(Records about charts and figures)
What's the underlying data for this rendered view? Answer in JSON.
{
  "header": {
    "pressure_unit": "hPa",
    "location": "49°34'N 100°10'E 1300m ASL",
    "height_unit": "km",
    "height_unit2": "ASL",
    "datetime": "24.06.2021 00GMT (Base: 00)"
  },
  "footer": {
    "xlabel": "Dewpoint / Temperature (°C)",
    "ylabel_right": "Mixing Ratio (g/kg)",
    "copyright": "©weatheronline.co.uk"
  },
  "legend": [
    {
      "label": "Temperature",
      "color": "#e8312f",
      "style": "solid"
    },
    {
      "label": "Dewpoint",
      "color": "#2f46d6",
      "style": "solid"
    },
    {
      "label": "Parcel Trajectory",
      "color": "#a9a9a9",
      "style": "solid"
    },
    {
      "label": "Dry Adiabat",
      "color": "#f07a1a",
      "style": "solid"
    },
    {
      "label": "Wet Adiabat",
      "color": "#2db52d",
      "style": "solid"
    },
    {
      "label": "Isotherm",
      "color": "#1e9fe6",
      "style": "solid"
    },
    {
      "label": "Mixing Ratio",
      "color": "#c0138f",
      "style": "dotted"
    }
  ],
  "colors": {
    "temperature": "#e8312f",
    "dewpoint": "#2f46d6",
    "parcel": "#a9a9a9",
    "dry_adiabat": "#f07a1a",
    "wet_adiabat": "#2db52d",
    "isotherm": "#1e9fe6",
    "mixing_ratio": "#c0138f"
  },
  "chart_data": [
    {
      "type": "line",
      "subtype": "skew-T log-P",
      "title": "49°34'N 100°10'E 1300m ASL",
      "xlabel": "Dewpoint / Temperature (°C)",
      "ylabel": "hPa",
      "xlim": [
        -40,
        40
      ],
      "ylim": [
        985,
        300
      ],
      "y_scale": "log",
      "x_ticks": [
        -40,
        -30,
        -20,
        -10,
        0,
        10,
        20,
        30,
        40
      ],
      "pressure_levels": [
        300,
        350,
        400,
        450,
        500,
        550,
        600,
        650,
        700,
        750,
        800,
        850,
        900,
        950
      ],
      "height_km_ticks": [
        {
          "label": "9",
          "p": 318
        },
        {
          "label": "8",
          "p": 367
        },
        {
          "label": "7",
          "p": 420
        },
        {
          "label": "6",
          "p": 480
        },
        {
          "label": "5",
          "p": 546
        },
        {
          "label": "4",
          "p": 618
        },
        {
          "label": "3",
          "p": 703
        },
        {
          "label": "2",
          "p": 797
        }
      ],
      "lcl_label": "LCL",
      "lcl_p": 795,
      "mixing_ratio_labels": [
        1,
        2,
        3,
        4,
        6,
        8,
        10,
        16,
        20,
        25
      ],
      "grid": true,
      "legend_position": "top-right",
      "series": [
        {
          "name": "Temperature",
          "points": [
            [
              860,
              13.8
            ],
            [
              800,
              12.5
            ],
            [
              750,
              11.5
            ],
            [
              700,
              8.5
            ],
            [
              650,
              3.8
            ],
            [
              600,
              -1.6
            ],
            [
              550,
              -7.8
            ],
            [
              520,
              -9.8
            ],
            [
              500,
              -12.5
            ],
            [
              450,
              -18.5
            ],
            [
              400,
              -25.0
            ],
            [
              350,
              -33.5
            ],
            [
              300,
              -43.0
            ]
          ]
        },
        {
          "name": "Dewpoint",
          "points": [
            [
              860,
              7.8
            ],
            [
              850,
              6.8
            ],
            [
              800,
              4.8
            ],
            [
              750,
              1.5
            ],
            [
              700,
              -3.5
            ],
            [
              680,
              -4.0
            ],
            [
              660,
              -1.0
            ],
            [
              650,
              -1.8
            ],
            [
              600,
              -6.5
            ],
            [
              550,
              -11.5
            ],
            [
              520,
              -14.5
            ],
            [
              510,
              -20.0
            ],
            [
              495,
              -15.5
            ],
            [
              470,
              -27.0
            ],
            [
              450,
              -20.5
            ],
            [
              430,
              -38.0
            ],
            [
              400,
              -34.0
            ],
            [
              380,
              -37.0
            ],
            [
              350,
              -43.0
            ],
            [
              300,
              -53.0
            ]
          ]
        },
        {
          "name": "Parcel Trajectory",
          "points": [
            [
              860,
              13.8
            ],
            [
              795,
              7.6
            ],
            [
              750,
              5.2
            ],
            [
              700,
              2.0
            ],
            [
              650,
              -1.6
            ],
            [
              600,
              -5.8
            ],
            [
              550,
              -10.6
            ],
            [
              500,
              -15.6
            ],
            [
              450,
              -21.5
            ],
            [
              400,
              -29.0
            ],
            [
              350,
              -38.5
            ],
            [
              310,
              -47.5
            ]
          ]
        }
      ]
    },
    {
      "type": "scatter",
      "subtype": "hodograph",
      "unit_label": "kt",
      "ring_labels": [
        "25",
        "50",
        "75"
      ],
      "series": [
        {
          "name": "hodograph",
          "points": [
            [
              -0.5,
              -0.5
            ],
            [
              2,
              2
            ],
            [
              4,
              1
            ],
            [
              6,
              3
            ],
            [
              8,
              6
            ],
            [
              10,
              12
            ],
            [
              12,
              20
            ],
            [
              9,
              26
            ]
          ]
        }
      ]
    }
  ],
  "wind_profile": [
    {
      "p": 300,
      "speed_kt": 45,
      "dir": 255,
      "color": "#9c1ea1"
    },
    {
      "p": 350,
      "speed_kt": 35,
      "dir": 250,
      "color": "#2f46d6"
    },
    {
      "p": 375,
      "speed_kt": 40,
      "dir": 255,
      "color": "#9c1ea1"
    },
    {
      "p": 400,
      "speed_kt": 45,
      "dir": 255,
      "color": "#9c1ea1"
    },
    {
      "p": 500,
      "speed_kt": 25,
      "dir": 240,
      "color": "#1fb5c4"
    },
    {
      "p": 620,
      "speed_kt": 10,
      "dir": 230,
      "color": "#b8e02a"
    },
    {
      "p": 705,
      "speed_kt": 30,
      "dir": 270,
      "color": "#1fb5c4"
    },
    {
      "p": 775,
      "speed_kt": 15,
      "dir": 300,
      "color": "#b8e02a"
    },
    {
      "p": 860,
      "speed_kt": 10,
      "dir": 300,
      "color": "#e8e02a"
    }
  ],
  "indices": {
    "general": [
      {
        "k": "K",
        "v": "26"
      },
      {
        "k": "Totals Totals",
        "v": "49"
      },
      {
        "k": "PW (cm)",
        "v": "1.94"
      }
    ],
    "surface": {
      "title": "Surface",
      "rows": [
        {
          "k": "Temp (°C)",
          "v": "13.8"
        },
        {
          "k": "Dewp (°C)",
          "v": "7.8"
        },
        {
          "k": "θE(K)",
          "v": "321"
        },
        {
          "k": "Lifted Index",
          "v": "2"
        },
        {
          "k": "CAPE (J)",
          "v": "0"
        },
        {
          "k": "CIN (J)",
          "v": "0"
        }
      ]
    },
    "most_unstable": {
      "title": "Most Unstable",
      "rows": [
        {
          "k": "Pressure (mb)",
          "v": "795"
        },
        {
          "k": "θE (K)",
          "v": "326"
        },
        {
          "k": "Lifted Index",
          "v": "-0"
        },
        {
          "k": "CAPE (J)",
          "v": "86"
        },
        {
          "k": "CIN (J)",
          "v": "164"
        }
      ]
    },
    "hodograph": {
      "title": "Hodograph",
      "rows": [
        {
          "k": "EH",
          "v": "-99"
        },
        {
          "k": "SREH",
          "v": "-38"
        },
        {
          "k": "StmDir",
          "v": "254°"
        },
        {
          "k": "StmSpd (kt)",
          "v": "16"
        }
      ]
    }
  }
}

## EXERCISE DETAILS
Please quote every record above exactly as it appears.

## WRITTEN ANSWER
What's the underlying data for this rendered view? Answer in JSON.
{
  "header": {
    "pressure_unit": "hPa",
    "location": "49°34'N 100°10'E 1300m ASL",
    "height_unit": "km",
    "height_unit2": "ASL",
    "datetime": "24.06.2021 00GMT (Base: 00)"
  },
  "footer": {
    "xlabel": "Dewpoint / Temperature (°C)",
    "ylabel_right": "Mixing Ratio (g/kg)",
    "copyright": "©weatheronline.co.uk"
  },
  "legend": [
    {
      "label": "Temperature",
      "color": "#e8312f",
      "style": "solid"
    },
    {
      "label": "Dewpoint",
      "color": "#2f46d6",
      "style": "solid"
    },
    {
      "label": "Parcel Trajectory",
      "color": "#a9a9a9",
      "style": "solid"
    },
    {
      "label": "Dry Adiabat",
      "color": "#f07a1a",
      "style": "solid"
    },
    {
      "label": "Wet Adiabat",
      "color": "#2db52d",
      "style": "solid"
    },
    {
      "label": "Isotherm",
      "color": "#1e9fe6",
      "style": "solid"
    },
    {
      "label": "Mixing Ratio",
      "color": "#c0138f",
      "style": "dotted"
    }
  ],
  "colors": {
    "temperature": "#e8312f",
    "dewpoint": "#2f46d6",
    "parcel": "#a9a9a9",
    "dry_adiabat": "#f07a1a",
    "wet_adiabat": "#2db52d",
    "isotherm": "#1e9fe6",
    "mixing_ratio": "#c0138f"
  },
  "chart_data": [
    {
      "type": "line",
      "subtype": "skew-T log-P",
      "title": "49°34'N 100°10'E 1300m ASL",
      "xlabel": "Dewpoint / Temperature (°C)",
      "ylabel": "hPa",
      "xlim": [
        -40,
        40
      ],
      "ylim": [
        985,
        300
      ],
      "y_scale": "log",
      "x_ticks": [
        -40,
        -30,
        -20,
        -10,
        0,
        10,
        20,
        30,
        40
      ],
      "pressure_levels": [
        300,
        350,
        400,
        450,
        500,
        550,
        600,
        650,
        700,
        750,
        800,
        850,
        900,
        950
      ],
      "height_km_ticks": [
        {
          "label": "9",
          "p": 318
        },
        {
          "label": "8",
          "p": 367
        },
        {
          "label": "7",
          "p": 420
        },
        {
          "label": "6",
          "p": 480
        },
        {
          "label": "5",
          "p": 546
        },
        {
          "label": "4",
          "p": 618
        },
        {
          "label": "3",
          "p": 703
        },
        {
          "label": "2",
          "p": 797
        }
      ],
      "lcl_label": "LCL",
      "lcl_p": 795,
      "mixing_ratio_labels": [
        1,
        2,
        3,
        4,
        6,
        8,
        10,
        16,
        20,
        25
      ],
      "grid": true,
      "legend_position": "top-right",
      "series": [
        {
          "name": "Temperature",
          "points": [
            [
              860,
              13.8
            ],
            [
              800,
              12.5
            ],
            [
              750,
              11.5
            ],
            [
              700,
              8.5
            ],
            [
              650,
              3.8
            ],
            [
              600,
              -1.6
            ],
            [
              550,
              -7.8
            ],
            [
              520,
              -9.8
            ],
            [
              500,
              -12.5
            ],
            [
              450,
              -18.5
            ],
            [
              400,
              -25.0
            ],
            [
              350,
              -33.5
            ],
            [
              300,
              -43.0
            ]
          ]
        },
        {
          "name": "Dewpoint",
          "points": [
            [
              860,
              7.8
            ],
            [
              850,
              6.8
            ],
            [
              800,
              4.8
            ],
            [
              750,
              1.5
            ],
            [
              700,
              -3.5
            ],
            [
              680,
              -4.0
            ],
            [
              660,
              -1.0
            ],
            [
              650,
              -1.8
            ],
            [
              600,
              -6.5
            ],
            [
              550,
              -11.5
            ],
            [
              520,
              -14.5
            ],
            [
              510,
              -20.0
            ],
            [
              495,
              -15.5
            ],
            [
              470,
              -27.0
            ],
            [
              450,
              -20.5
            ],
            [
              430,
              -38.0
            ],
            [
              400,
              -34.0
            ],
            [
              380,
              -37.0
            ],
            [
              350,
              -43.0
            ],
            [
              300,
              -53.0
            ]
          ]
        },
        {
          "name": "Parcel Trajectory",
          "points": [
            [
              860,
              13.8
            ],
            [
              795,
              7.6
            ],
            [
              750,
              5.2
            ],
            [
              700,
              2.0
            ],
            [
              650,
              -1.6
            ],
            [
              600,
              -5.8
            ],
            [
              550,
              -10.6
            ],
            [
              500,
              -15.6
            ],
            [
              450,
              -21.5
            ],
            [
              400,
              -29.0
            ],
            [
              350,
              -38.5
            ],
            [
              310,
              -47.5
            ]
          ]
        }
      ]
    },
    {
      "type": "scatter",
      "subtype": "hodograph",
      "unit_label": "kt",
      "ring_labels": [
        "25",
        "50",
        "75"
      ],
      "series": [
        {
          "name": "hodograph",
          "points": [
            [
              -0.5,
              -0.5
            ],
            [
              2,
              2
            ],
            [
              4,
              1
            ],
            [
              6,
              3
            ],
            [
              8,
              6
            ],
            [
              10,
              12
            ],
            [
              12,
              20
            ],
            [
              9,
              26
            ]
          ]
        }
      ]
    }
  ],
  "wind_profile": [
    {
      "p": 300,
      "speed_kt": 45,
      "dir": 255,
      "color": "#9c1ea1"
    },
    {
      "p": 350,
      "speed_kt": 35,
      "dir": 250,
      "color": "#2f46d6"
    },
    {
      "p": 375,
      "speed_kt": 40,
      "dir": 255,
      "color": "#9c1ea1"
    },
    {
      "p": 400,
      "speed_kt": 45,
      "dir": 255,
      "color": "#9c1ea1"
    },
    {
      "p": 500,
      "speed_kt": 25,
      "dir": 240,
      "color": "#1fb5c4"
    },
    {
      "p": 620,
      "speed_kt": 10,
      "dir": 230,
      "color": "#b8e02a"
    },
    {
      "p": 705,
      "speed_kt": 30,
      "dir": 270,
      "color": "#1fb5c4"
    },
    {
      "p": 775,
      "speed_kt": 15,
      "dir": 300,
      "color": "#b8e02a"
    },
    {
      "p": 860,
      "speed_kt": 10,
      "dir": 300,
      "color": "#e8e02a"
    }
  ],
  "indices": {
    "general": [
      {
        "k": "K",
        "v": "26"
      },
      {
        "k": "Totals Totals",
        "v": "49"
      },
      {
        "k": "PW (cm)",
        "v": "1.94"
      }
    ],
    "surface": {
      "title": "Surface",
      "rows": [
        {
          "k": "Temp (°C)",
          "v": "13.8"
        },
        {
          "k": "Dewp (°C)",
          "v": "7.8"
        },
        {
          "k": "θE(K)",
          "v": "321"
        },
        {
          "k": "Lifted Index",
          "v": "2"
        },
        {
          "k": "CAPE (J)",
          "v": "0"
        },
        {
          "k": "CIN (J)",
          "v": "0"
        }
      ]
    },
    "most_unstable": {
      "title": "Most Unstable",
      "rows": [
        {
          "k": "Pressure (mb)",
          "v": "795"
        },
        {
          "k": "θE (K)",
          "v": "326"
        },
        {
          "k": "Lifted Index",
          "v": "-0"
        },
        {
          "k": "CAPE (J)",
          "v": "86"
        },
        {
          "k": "CIN (J)",
          "v": "164"
        }
      ]
    },
    "hodograph": {
      "title": "Hodograph",
      "rows": [
        {
          "k": "EH",
          "v": "-99"
        },
        {
          "k": "SREH",
          "v": "-38"
        },
        {
          "k": "StmDir",
          "v": "254°"
        },
        {
          "k": "StmSpd (kt)",
          "v": "16"
        }
      ]
    }
  }
}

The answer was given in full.